**Brief**
Pull out every line containing the string "Chloride".

**Data listing**
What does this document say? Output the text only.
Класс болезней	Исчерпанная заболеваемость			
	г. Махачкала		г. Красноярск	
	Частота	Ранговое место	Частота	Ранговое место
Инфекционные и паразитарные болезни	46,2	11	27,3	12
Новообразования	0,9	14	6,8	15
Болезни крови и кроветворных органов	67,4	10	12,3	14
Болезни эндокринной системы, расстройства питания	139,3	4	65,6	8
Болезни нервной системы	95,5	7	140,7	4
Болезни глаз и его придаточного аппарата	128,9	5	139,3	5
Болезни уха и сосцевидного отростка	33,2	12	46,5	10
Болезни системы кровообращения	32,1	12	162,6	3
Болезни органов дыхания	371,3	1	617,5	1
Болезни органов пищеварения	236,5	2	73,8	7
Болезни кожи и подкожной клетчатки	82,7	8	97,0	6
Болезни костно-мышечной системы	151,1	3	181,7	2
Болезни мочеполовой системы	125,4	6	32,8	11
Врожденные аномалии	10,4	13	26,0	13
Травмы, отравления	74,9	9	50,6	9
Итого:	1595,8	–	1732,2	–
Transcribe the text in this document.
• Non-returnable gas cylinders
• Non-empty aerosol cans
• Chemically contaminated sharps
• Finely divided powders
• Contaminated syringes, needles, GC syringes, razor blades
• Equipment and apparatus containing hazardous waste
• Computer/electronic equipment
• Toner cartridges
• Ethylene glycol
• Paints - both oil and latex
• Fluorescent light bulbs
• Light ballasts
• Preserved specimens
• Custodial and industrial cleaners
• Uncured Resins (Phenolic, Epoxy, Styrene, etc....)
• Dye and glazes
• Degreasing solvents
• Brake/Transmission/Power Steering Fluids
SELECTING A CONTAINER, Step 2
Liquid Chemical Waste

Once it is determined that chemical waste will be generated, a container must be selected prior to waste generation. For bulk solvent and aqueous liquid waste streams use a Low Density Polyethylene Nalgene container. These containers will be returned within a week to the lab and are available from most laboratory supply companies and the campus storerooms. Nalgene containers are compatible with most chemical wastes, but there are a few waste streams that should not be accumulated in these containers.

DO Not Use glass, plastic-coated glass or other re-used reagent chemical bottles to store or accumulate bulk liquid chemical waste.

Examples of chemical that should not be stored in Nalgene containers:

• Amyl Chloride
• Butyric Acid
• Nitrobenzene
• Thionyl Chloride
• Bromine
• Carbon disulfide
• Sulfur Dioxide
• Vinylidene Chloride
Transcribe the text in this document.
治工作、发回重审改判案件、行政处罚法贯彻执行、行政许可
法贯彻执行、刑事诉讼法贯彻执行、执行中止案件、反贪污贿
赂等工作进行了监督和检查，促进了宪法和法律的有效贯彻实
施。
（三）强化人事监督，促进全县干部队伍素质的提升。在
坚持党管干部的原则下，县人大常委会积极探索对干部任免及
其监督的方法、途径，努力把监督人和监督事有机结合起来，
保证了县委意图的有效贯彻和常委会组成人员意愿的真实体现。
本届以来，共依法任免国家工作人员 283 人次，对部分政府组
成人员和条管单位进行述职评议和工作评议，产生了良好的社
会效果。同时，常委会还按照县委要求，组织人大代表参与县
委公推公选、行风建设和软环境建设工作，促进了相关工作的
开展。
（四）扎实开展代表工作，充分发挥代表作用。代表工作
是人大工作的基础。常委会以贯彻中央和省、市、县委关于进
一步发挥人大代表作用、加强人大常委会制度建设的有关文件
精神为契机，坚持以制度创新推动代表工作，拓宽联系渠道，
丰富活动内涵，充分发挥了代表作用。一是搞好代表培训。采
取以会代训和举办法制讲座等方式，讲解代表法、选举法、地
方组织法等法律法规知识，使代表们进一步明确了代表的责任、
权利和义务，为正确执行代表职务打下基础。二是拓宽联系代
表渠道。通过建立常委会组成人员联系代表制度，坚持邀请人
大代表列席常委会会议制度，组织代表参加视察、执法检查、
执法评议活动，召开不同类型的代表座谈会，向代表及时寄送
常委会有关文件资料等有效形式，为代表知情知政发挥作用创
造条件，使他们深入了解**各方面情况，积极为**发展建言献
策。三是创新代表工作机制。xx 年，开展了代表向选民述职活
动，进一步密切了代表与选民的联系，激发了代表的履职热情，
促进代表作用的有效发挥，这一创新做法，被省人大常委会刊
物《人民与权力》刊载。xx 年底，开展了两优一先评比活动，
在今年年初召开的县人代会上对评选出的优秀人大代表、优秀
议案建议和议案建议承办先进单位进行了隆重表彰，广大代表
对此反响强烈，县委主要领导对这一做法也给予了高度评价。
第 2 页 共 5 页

**Result for this exercise**
• Amyl Chloride
• Thionyl Chloride
• Vinylidene Chloride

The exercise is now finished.